Given problem =>
Copy, in full, each line of the material that holds the word "jednostki".

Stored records

━━━

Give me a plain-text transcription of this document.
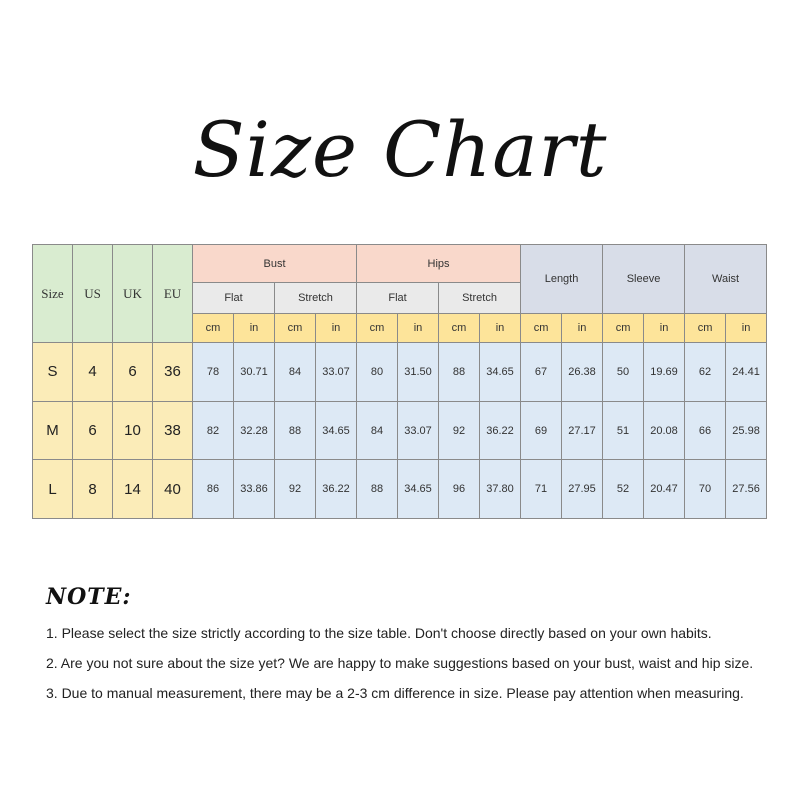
Size Chart
Size	US	UK	EU	Bust				Hips				Length		Sleeve		Waist	
				Flat		Stretch		Flat		Stretch							
				cm	in	cm	in	cm	in	cm	in	cm	in	cm	in	cm	in
S	4	6	36	78	30.71	84	33.07	80	31.50	88	34.65	67	26.38	50	19.69	62	24.41
M	6	10	38	82	32.28	88	34.65	84	33.07	92	36.22	69	27.17	51	20.08	66	25.98
L	8	14	40	86	33.86	92	36.22	88	34.65	96	37.80	71	27.95	52	20.47	70	27.56
NOTE:
1. Please select the size strictly according to the size table. Don't choose directly based on your own habits.
2. Are you not sure about the size yet? We are happy to make suggestions based on your bust, waist and hip size.
3. Due to manual measurement, there may be a 2-3 cm difference in size. Please pay attention when measuring.
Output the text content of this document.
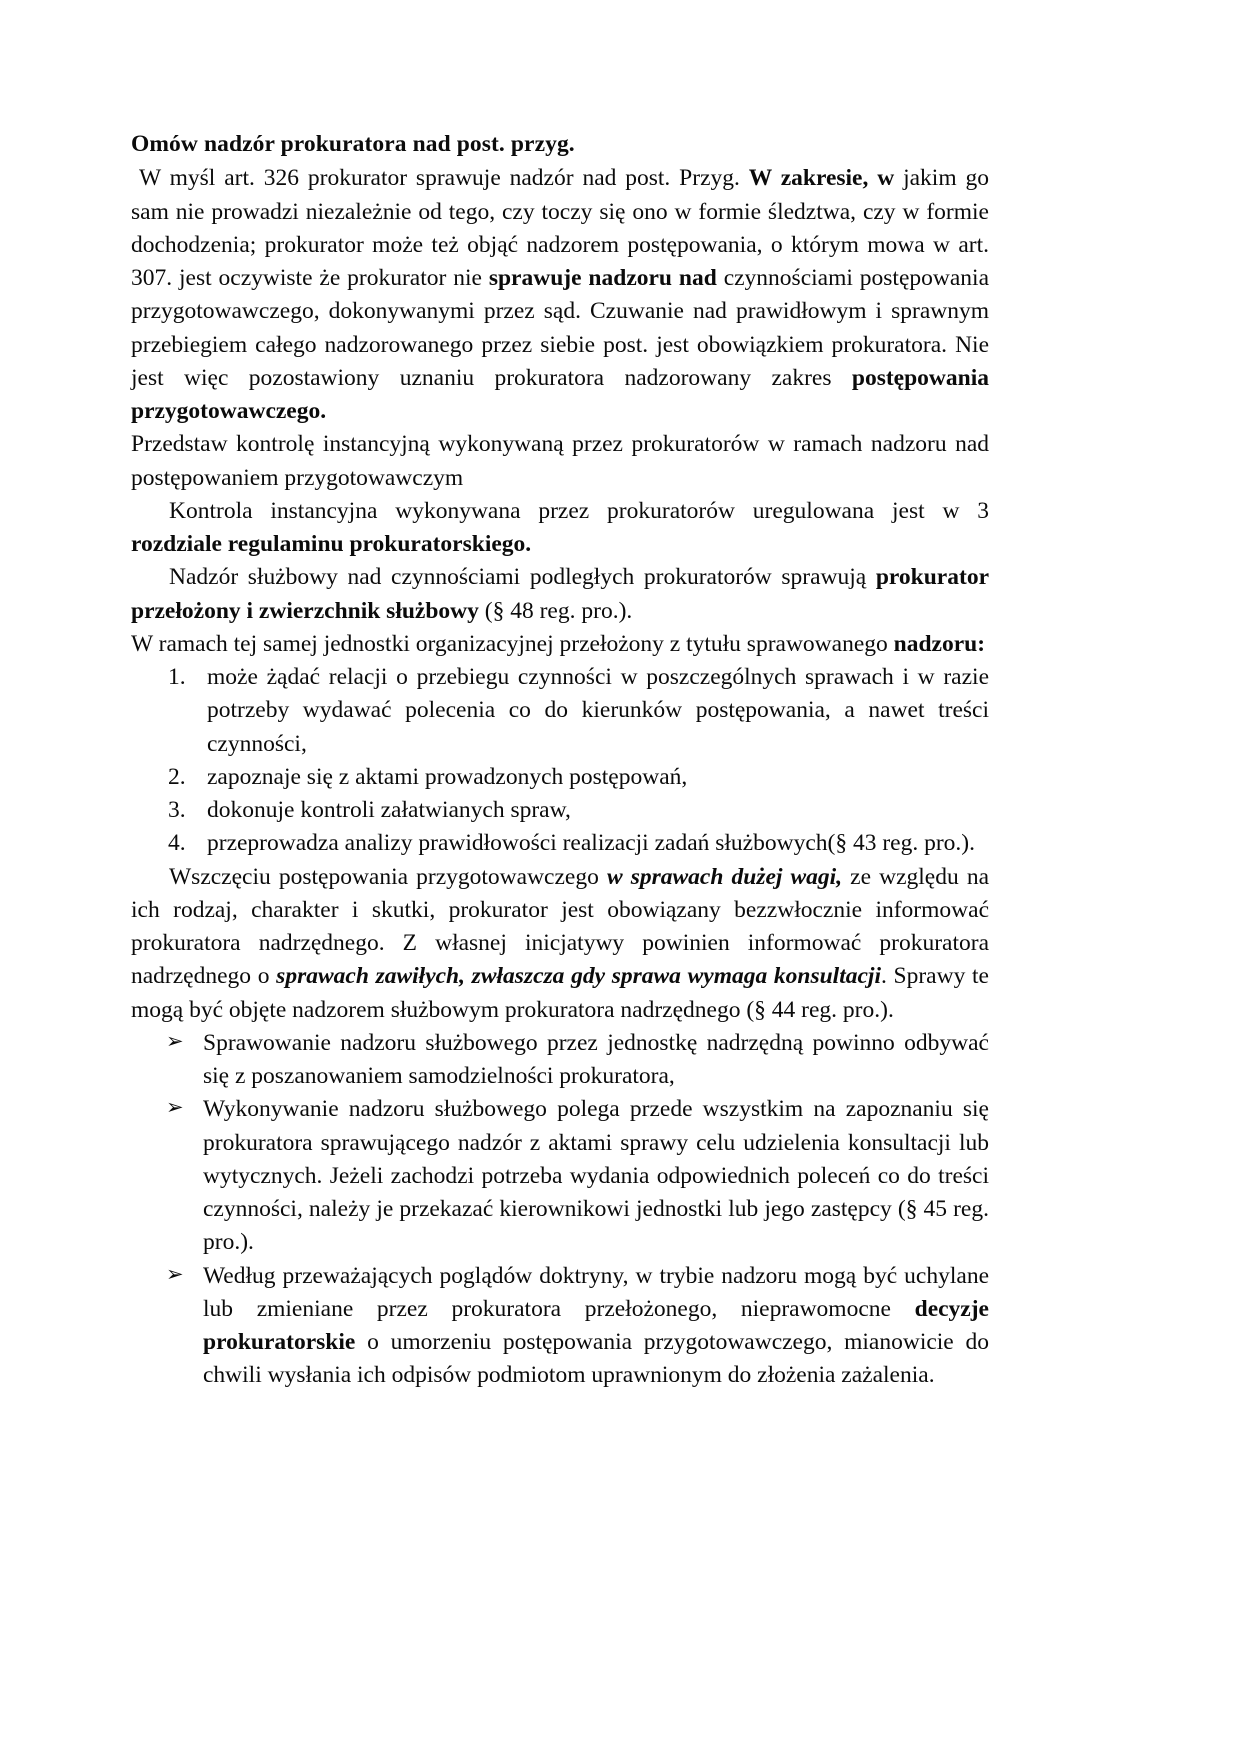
Omów nadzór prokuratora nad post. przyg.

W myśl art. 326 prokurator sprawuje nadzór nad post. Przyg. W zakresie, w jakim go sam nie prowadzi niezależnie od tego, czy toczy się ono w formie śledztwa, czy w formie dochodzenia; prokurator może też objąć nadzorem postępowania, o którym mowa w art. 307. jest oczywiste że prokurator nie sprawuje nadzoru nad czynnościami postępowania przygotowawczego, dokonywanymi przez sąd. Czuwanie nad prawidłowym i sprawnym przebiegiem całego nadzorowanego przez siebie post. jest obowiązkiem prokuratora. Nie jest więc pozostawiony uznaniu prokuratora nadzorowany zakres postępowania przygotowawczego.

Przedstaw kontrolę instancyjną wykonywaną przez prokuratorów w ramach nadzoru nad postępowaniem przygotowawczym

Kontrola instancyjna wykonywana przez prokuratorów uregulowana jest w 3 rozdziale regulaminu prokuratorskiego.

Nadzór służbowy nad czynnościami podległych prokuratorów sprawują prokurator przełożony i zwierzchnik służbowy (§ 48 reg. pro.).

W ramach tej samej jednostki organizacyjnej przełożony z tytułu sprawowanego nadzoru:

1. może żądać relacji o przebiegu czynności w poszczególnych sprawach i w razie potrzeby wydawać polecenia co do kierunków postępowania, a nawet treści czynności,
2. zapoznaje się z aktami prowadzonych postępowań,
3. dokonuje kontroli załatwianych spraw,
4. przeprowadza analizy prawidłowości realizacji zadań służbowych(§ 43 reg. pro.).

Wszczęciu postępowania przygotowawczego w sprawach dużej wagi, ze względu na ich rodzaj, charakter i skutki, prokurator jest obowiązany bezzwłocznie informować prokuratora nadrzędnego. Z własnej inicjatywy powinien informować prokuratora nadrzędnego o sprawach zawiłych, zwłaszcza gdy sprawa wymaga konsultacji. Sprawy te mogą być objęte nadzorem służbowym prokuratora nadrzędnego (§ 44 reg. pro.).

➢ Sprawowanie nadzoru służbowego przez jednostkę nadrzędną powinno odbywać się z poszanowaniem samodzielności prokuratora,
➢ Wykonywanie nadzoru służbowego polega przede wszystkim na zapoznaniu się prokuratora sprawującego nadzór z aktami sprawy celu udzielenia konsultacji lub wytycznych. Jeżeli zachodzi potrzeba wydania odpowiednich poleceń co do treści czynności, należy je przekazać kierownikowi jednostki lub jego zastępcy (§ 45 reg. pro.).
➢ Według przeważających poglądów doktryny, w trybie nadzoru mogą być uchylane lub zmieniane przez prokuratora przełożonego, nieprawomocne decyzje prokuratorskie o umorzeniu postępowania przygotowawczego, mianowicie do chwili wysłania ich odpisów podmiotom uprawnionym do złożenia zażalenia.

━━━

Output =>
W ramach tej samej jednostki organizacyjnej przełożony z tytułu sprawowanego nadzoru:
➢ Wykonywanie nadzoru służbowego polega przede wszystkim na zapoznaniu się prokuratora sprawującego nadzór z aktami sprawy celu udzielenia konsultacji lub wytycznych. Jeżeli zachodzi potrzeba wydania odpowiednich poleceń co do treści czynności, należy je przekazać kierownikowi jednostki lub jego zastępcy (§ 45 reg. pro.).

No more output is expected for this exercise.